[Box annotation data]
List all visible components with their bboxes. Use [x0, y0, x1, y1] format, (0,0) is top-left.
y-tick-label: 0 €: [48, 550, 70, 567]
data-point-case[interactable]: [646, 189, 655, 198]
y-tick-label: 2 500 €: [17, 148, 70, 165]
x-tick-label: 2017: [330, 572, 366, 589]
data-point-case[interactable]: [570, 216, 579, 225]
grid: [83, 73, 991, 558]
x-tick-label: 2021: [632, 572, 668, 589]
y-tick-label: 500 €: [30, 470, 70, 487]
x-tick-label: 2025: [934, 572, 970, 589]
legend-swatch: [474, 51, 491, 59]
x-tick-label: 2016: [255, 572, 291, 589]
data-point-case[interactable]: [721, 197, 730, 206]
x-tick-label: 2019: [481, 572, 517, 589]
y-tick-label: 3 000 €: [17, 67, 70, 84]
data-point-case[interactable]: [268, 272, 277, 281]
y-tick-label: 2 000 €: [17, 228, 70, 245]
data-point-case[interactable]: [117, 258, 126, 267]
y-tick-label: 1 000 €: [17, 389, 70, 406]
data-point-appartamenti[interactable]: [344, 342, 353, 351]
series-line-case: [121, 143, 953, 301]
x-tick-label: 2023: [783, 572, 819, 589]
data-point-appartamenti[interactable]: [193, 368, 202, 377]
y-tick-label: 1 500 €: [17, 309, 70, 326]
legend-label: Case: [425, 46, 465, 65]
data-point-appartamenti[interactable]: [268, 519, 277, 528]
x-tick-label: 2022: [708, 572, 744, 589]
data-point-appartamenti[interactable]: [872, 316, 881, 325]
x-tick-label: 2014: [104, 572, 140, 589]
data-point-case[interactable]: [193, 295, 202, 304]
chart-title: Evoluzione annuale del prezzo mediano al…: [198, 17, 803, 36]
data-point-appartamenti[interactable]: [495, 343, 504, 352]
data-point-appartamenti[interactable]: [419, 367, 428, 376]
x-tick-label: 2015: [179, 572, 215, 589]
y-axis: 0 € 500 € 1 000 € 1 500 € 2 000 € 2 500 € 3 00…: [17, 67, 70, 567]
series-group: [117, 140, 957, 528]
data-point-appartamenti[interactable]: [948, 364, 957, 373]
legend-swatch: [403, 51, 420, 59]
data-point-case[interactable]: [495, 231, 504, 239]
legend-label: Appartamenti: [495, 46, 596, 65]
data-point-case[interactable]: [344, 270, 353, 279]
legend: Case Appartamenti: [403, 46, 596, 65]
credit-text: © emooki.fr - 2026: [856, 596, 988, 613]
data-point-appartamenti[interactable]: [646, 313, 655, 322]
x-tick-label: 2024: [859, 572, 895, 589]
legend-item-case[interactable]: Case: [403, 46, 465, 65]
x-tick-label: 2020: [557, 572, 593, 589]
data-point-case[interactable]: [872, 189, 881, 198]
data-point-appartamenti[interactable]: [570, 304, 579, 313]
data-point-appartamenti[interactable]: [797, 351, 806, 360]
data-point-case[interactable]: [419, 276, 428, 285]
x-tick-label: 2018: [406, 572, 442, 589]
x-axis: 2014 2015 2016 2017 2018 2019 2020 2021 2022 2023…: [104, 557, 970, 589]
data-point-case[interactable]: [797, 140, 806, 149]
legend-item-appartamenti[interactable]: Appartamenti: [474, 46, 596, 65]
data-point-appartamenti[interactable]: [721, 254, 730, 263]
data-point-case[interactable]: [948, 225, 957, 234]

Written instruction: Gather every line of the data above that contains the string "series" and copy each one out in full.

Task answer:
series-line-case: [121, 143, 953, 301]
series-group: [117, 140, 957, 528]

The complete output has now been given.